### Task to complete
Could you give the data below again, exactly and completely?

================================

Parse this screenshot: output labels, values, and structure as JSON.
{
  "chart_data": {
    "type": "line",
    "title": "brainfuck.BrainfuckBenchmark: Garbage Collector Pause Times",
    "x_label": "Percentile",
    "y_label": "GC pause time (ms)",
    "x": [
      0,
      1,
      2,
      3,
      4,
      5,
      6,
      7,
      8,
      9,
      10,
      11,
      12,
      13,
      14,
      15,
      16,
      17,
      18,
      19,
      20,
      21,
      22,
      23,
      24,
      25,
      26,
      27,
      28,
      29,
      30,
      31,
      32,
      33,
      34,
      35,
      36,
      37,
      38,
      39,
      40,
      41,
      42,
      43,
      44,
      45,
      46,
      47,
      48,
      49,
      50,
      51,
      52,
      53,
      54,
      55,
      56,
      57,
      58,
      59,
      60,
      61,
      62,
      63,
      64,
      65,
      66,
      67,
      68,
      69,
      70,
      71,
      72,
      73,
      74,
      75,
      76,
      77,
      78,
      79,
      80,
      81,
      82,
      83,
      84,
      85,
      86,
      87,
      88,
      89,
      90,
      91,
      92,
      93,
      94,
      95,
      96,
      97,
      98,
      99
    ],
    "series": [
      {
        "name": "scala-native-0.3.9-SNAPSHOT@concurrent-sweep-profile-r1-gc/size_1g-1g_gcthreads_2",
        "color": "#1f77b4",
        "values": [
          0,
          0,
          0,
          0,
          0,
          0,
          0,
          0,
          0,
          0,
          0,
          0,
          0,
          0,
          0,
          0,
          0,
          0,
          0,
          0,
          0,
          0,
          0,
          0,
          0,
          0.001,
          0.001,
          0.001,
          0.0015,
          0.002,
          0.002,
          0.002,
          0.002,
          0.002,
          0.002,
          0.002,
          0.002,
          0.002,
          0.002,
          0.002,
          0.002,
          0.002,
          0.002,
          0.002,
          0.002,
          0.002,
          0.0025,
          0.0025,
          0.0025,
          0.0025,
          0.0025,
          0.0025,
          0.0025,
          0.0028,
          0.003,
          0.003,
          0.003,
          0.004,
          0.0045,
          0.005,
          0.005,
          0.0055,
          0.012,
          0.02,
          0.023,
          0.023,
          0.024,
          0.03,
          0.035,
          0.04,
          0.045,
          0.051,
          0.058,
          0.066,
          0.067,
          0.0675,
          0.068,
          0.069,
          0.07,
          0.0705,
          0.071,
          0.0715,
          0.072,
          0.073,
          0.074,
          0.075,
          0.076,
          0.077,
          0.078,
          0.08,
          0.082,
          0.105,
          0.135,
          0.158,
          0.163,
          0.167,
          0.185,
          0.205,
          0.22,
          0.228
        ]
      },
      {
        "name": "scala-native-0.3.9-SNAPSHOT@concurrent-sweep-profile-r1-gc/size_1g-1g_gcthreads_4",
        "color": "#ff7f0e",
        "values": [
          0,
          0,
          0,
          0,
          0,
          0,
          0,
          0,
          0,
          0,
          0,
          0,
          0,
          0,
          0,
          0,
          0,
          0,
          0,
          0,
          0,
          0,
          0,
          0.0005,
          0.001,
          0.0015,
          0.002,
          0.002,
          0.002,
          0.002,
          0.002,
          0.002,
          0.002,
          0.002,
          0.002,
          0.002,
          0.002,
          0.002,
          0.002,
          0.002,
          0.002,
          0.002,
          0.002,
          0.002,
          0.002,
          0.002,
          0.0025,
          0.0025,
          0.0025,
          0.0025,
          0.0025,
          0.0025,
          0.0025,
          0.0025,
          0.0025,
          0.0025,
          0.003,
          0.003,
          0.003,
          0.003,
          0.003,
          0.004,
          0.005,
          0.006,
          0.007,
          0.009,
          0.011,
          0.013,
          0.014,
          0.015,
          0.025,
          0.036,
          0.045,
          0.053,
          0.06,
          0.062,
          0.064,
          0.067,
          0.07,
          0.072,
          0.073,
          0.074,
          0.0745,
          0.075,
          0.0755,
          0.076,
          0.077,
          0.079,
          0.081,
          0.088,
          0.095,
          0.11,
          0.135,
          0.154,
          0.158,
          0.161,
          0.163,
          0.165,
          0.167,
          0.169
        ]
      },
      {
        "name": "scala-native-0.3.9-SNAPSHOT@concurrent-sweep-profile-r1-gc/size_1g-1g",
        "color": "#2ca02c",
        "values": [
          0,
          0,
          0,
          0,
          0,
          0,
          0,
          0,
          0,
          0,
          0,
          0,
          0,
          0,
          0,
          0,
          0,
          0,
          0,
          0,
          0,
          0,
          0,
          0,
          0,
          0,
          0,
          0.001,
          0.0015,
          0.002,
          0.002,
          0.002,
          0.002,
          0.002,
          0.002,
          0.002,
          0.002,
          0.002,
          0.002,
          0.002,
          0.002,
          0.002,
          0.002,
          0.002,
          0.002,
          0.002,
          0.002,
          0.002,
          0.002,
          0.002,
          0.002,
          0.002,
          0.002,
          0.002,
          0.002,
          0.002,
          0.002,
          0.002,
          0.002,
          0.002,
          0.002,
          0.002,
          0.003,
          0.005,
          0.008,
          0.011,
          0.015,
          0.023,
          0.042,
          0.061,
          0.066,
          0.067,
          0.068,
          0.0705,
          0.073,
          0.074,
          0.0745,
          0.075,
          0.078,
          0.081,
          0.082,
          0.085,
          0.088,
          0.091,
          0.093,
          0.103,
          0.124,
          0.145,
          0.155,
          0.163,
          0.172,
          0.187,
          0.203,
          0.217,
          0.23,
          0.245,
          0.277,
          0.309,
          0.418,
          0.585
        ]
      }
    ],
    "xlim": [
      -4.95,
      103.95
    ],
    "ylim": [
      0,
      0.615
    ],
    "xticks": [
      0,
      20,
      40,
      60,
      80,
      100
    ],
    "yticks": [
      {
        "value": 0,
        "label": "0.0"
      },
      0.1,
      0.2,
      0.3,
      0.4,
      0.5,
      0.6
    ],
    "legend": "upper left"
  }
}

================================

### Exercise response
Parse this screenshot: output labels, values, and structure as JSON.
{
  "chart_data": {
    "type": "line",
    "title": "brainfuck.BrainfuckBenchmark: Garbage Collector Pause Times",
    "x_label": "Percentile",
    "y_label": "GC pause time (ms)",
    "x": [
      0,
      1,
      2,
      3,
      4,
      5,
      6,
      7,
      8,
      9,
      10,
      11,
      12,
      13,
      14,
      15,
      16,
      17,
      18,
      19,
      20,
      21,
      22,
      23,
      24,
      25,
      26,
      27,
      28,
      29,
      30,
      31,
      32,
      33,
      34,
      35,
      36,
      37,
      38,
      39,
      40,
      41,
      42,
      43,
      44,
      45,
      46,
      47,
      48,
      49,
      50,
      51,
      52,
      53,
      54,
      55,
      56,
      57,
      58,
      59,
      60,
      61,
      62,
      63,
      64,
      65,
      66,
      67,
      68,
      69,
      70,
      71,
      72,
      73,
      74,
      75,
      76,
      77,
      78,
      79,
      80,
      81,
      82,
      83,
      84,
      85,
      86,
      87,
      88,
      89,
      90,
      91,
      92,
      93,
      94,
      95,
      96,
      97,
      98,
      99
    ],
    "series": [
      {
        "name": "scala-native-0.3.9-SNAPSHOT@concurrent-sweep-profile-r1-gc/size_1g-1g_gcthreads_2",
        "color": "#1f77b4",
        "values": [
          0,
          0,
          0,
          0,
          0,
          0,
          0,
          0,
          0,
          0,
          0,
          0,
          0,
          0,
          0,
          0,
          0,
          0,
          0,
          0,
          0,
          0,
          0,
          0,
          0,
          0.001,
          0.001,
          0.001,
          0.0015,
          0.002,
          0.002,
          0.002,
          0.002,
          0.002,
          0.002,
          0.002,
          0.002,
          0.002,
          0.002,
          0.002,
          0.002,
          0.002,
          0.002,
          0.002,
          0.002,
          0.002,
          0.0025,
          0.0025,
          0.0025,
          0.0025,
          0.0025,
          0.0025,
          0.0025,
          0.0028,
          0.003,
          0.003,
          0.003,
          0.004,
          0.0045,
          0.005,
          0.005,
          0.0055,
          0.012,
          0.02,
          0.023,
          0.023,
          0.024,
          0.03,
          0.035,
          0.04,
          0.045,
          0.051,
          0.058,
          0.066,
          0.067,
          0.0675,
          0.068,
          0.069,
          0.07,
          0.0705,
          0.071,
          0.0715,
          0.072,
          0.073,
          0.074,
          0.075,
          0.076,
          0.077,
          0.078,
          0.08,
          0.082,
          0.105,
          0.135,
          0.158,
          0.163,
          0.167,
          0.185,
          0.205,
          0.22,
          0.228
        ]
      },
      {
        "name": "scala-native-0.3.9-SNAPSHOT@concurrent-sweep-profile-r1-gc/size_1g-1g_gcthreads_4",
        "color": "#ff7f0e",
        "values": [
          0,
          0,
          0,
          0,
          0,
          0,
          0,
          0,
          0,
          0,
          0,
          0,
          0,
          0,
          0,
          0,
          0,
          0,
          0,
          0,
          0,
          0,
          0,
          0.0005,
          0.001,
          0.0015,
          0.002,
          0.002,
          0.002,
          0.002,
          0.002,
          0.002,
          0.002,
          0.002,
          0.002,
          0.002,
          0.002,
          0.002,
          0.002,
          0.002,
          0.002,
          0.002,
          0.002,
          0.002,
          0.002,
          0.002,
          0.0025,
          0.0025,
          0.0025,
          0.0025,
          0.0025,
          0.0025,
          0.0025,
          0.0025,
          0.0025,
          0.0025,
          0.003,
          0.003,
          0.003,
          0.003,
          0.003,
          0.004,
          0.005,
          0.006,
          0.007,
          0.009,
          0.011,
          0.013,
          0.014,
          0.015,
          0.025,
          0.036,
          0.045,
          0.053,
          0.06,
          0.062,
          0.064,
          0.067,
          0.07,
          0.072,
          0.073,
          0.074,
          0.0745,
          0.075,
          0.0755,
          0.076,
          0.077,
          0.079,
          0.081,
          0.088,
          0.095,
          0.11,
          0.135,
          0.154,
          0.158,
          0.161,
          0.163,
          0.165,
          0.167,
          0.169
        ]
      },
      {
        "name": "scala-native-0.3.9-SNAPSHOT@concurrent-sweep-profile-r1-gc/size_1g-1g",
        "color": "#2ca02c",
        "values": [
          0,
          0,
          0,
          0,
          0,
          0,
          0,
          0,
          0,
          0,
          0,
          0,
          0,
          0,
          0,
          0,
          0,
          0,
          0,
          0,
          0,
          0,
          0,
          0,
          0,
          0,
          0,
          0.001,
          0.0015,
          0.002,
          0.002,
          0.002,
          0.002,
          0.002,
          0.002,
          0.002,
          0.002,
          0.002,
          0.002,
          0.002,
          0.002,
          0.002,
          0.002,
          0.002,
          0.002,
          0.002,
          0.002,
          0.002,
          0.002,
          0.002,
          0.002,
          0.002,
          0.002,
          0.002,
          0.002,
          0.002,
          0.002,
          0.002,
          0.002,
          0.002,
          0.002,
          0.002,
          0.003,
          0.005,
          0.008,
          0.011,
          0.015,
          0.023,
          0.042,
          0.061,
          0.066,
          0.067,
          0.068,
          0.0705,
          0.073,
          0.074,
          0.0745,
          0.075,
          0.078,
          0.081,
          0.082,
          0.085,
          0.088,
          0.091,
          0.093,
          0.103,
          0.124,
          0.145,
          0.155,
          0.163,
          0.172,
          0.187,
          0.203,
          0.217,
          0.23,
          0.245,
          0.277,
          0.309,
          0.418,
          0.585
        ]
      }
    ],
    "xlim": [
      -4.95,
      103.95
    ],
    "ylim": [
      0,
      0.615
    ],
    "xticks": [
      0,
      20,
      40,
      60,
      80,
      100
    ],
    "yticks": [
      {
        "value": 0,
        "label": "0.0"
      },
      0.1,
      0.2,
      0.3,
      0.4,
      0.5,
      0.6
    ],
    "legend": "upper left"
  }
}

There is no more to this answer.